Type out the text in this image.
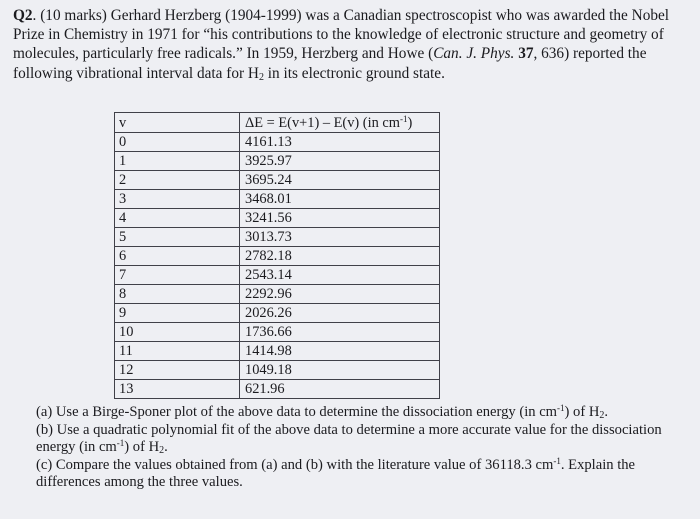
Q2. (10 marks) Gerhard Herzberg (1904-1999) was a Canadian spectroscopist who was awarded the Nobel Prize in Chemistry in 1971 for “his contributions to the knowledge of electronic structure and geometry of molecules, particularly free radicals.” In 1959, Herzberg and Howe (Can. J. Phys. 37, 636) reported the following vibrational interval data for $H_2$ in its electronic ground state.
v	ΔE = E(v+1) – E(v) (in $cm^{-1}$)
0	4161.13
1	3925.97
2	3695.24
3	3468.01
4	3241.56
5	3013.73
6	2782.18
7	2543.14
8	2292.96
9	2026.26
10	1736.66
11	1414.98
12	1049.18
13	621.96

(a) Use a Birge-Sponer plot of the above data to determine the dissociation energy (in $cm^{-1}$) of $H_2$.

(b) Use a quadratic polynomial fit of the above data to determine a more accurate value for the dissociation energy (in $cm^{-1}$) of $H_2$.

(c) Compare the values obtained from (a) and (b) with the literature value of 36118.3 $cm^{-1}$. Explain the differences among the three values.
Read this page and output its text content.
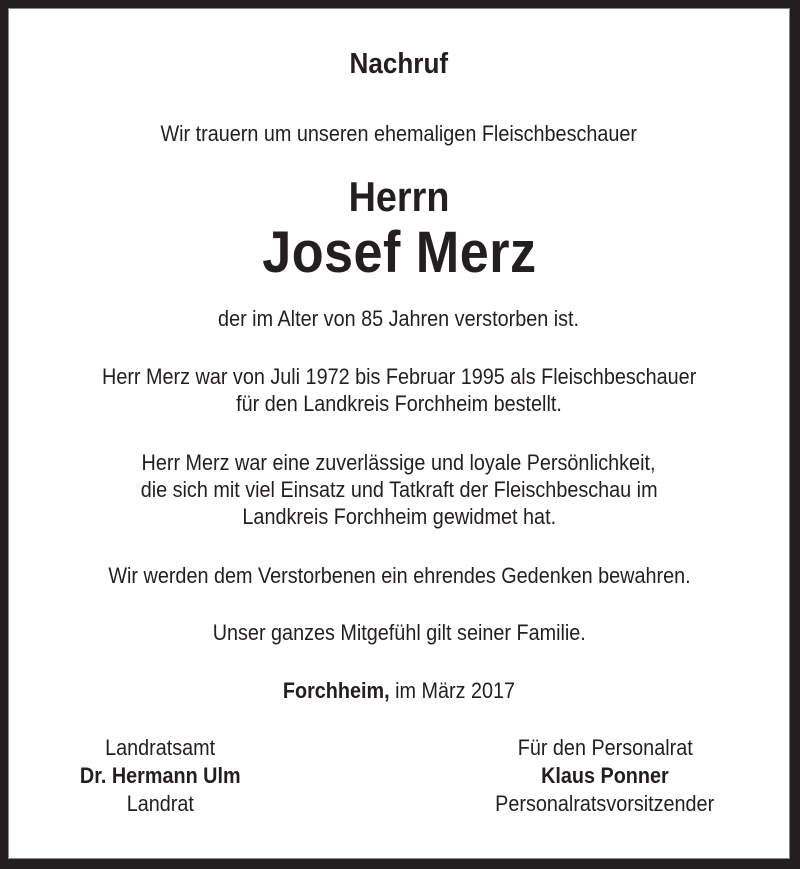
Nachruf
Wir trauern um unseren ehemaligen Fleischbeschauer
Herrn
Josef Merz
der im Alter von 85 Jahren verstorben ist.
Herr Merz war von Juli 1972 bis Februar 1995 als Fleischbeschauer
für den Landkreis Forchheim bestellt.
Herr Merz war eine zuverlässige und loyale Persönlichkeit,
die sich mit viel Einsatz und Tatkraft der Fleischbeschau im
Landkreis Forchheim gewidmet hat.
Wir werden dem Verstorbenen ein ehrendes Gedenken bewahren.
Unser ganzes Mitgefühl gilt seiner Familie.
Forchheim, im März 2017
Landratsamt
Dr. Hermann Ulm
Landrat
Für den Personalrat
Klaus Ponner
Personalratsvorsitzender
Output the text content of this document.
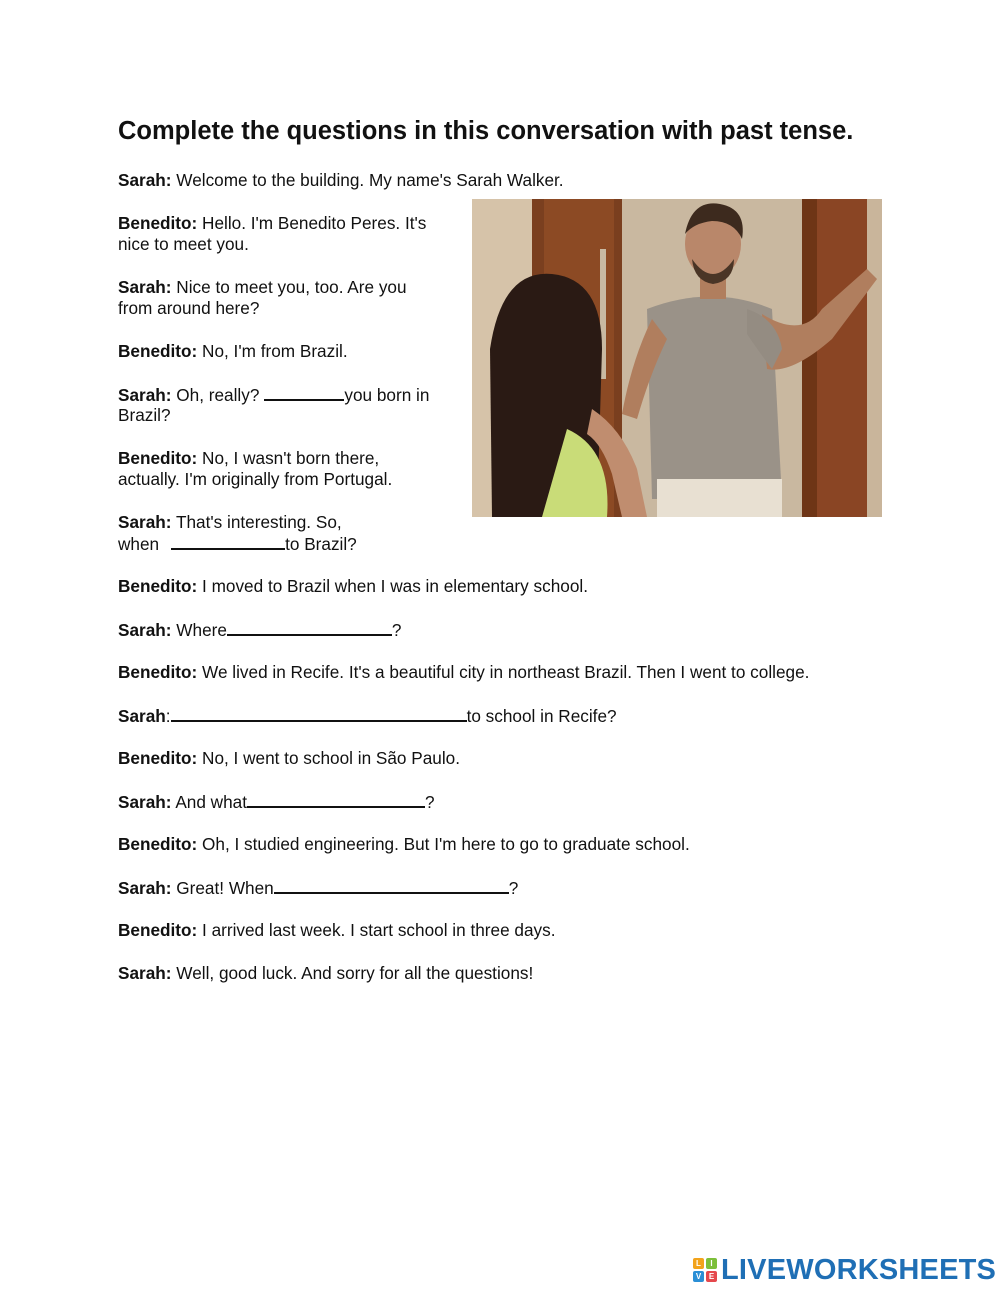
Complete the questions in this conversation with past tense.

Sarah: Welcome to the building. My name's Sarah Walker.

Benedito: Hello. I'm Benedito Peres. It's

nice to meet you.

Sarah: Nice to meet you, too. Are you

from around here?

Benedito: No, I'm from Brazil.

Sarah: Oh, really?	you born in

Brazil?

Benedito: No, I wasn't born there,

actually. I'm originally from Portugal.

Sarah: That's interesting. So,

when	to Brazil?

Benedito: I moved to Brazil when I was in elementary school.

Sarah: Where	?

Benedito: We lived in Recife. It's a beautiful city in northeast Brazil. Then I went to college.

Sarah:	to school in Recife?

Benedito: No, I went to school in São Paulo.

Sarah: And what	?

Benedito: Oh, I studied engineering. But I'm here to go to graduate school.

Sarah: Great! When	?

Benedito: I arrived last week. I start school in three days.

Sarah: Well, good luck. And sorry for all the questions!

L	I
V E LIVEWORKSHEETS
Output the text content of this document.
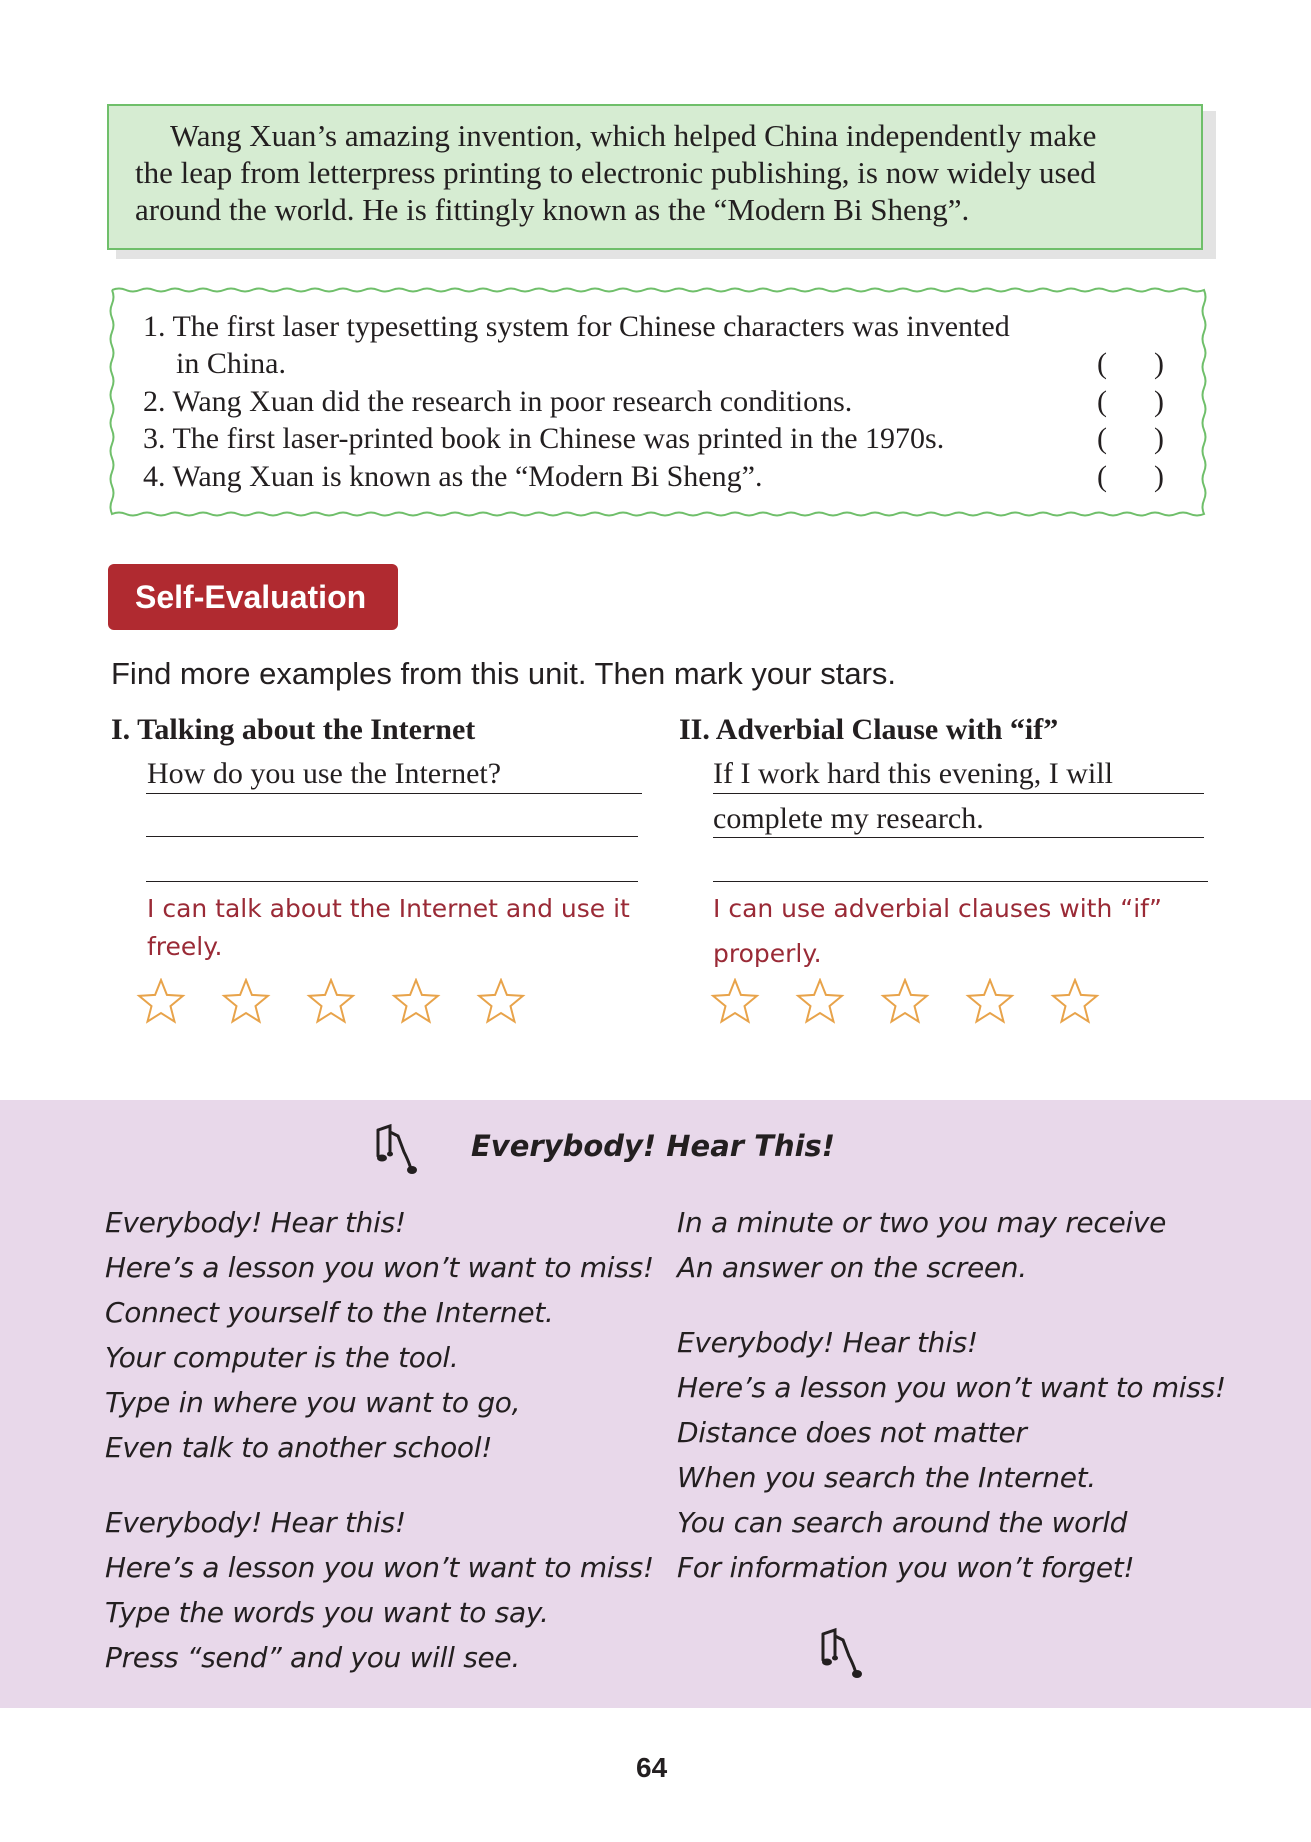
Wang Xuan’s amazing invention, which helped China independently make
the leap from letterpress printing to electronic publishing, is now widely used
around the world. He is fittingly known as the “Modern Bi Sheng”.
1. The first laser typesetting system for Chinese characters was invented
in China.
2. Wang Xuan did the research in poor research conditions.
3. The first laser-printed book in Chinese was printed in the 1970s.
4. Wang Xuan is known as the “Modern Bi Sheng”.
( )
( )
( )
( )
Self-Evaluation
Find more examples from this unit. Then mark your stars.
I. Talking about the Internet
How do you use the Internet?
I can talk about the Internet and use it
freely.
II. Adverbial Clause with “if”
If I work hard this evening, I will
complete my research.
I can use adverbial clauses with “if”
properly.
Everybody! Hear This!
Everybody! Hear this!
Here’s a lesson you won’t want to miss!
Connect yourself to the Internet.
Your computer is the tool.
Type in where you want to go,
Even talk to another school!
Everybody! Hear this!
Here’s a lesson you won’t want to miss!
Type the words you want to say.
Press “send” and you will see.
In a minute or two you may receive
An answer on the screen.
Everybody! Hear this!
Here’s a lesson you won’t want to miss!
Distance does not matter
When you search the Internet.
You can search around the world
For information you won’t forget!
64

-- -- --

EXERCISE DESCRIPTION -
Select every line where the word "first" occurs.

EXPECTED ANSWER -
1. The first laser typesetting system for Chinese characters was invented
3. The first laser-printed book in Chinese was printed in the 1970s.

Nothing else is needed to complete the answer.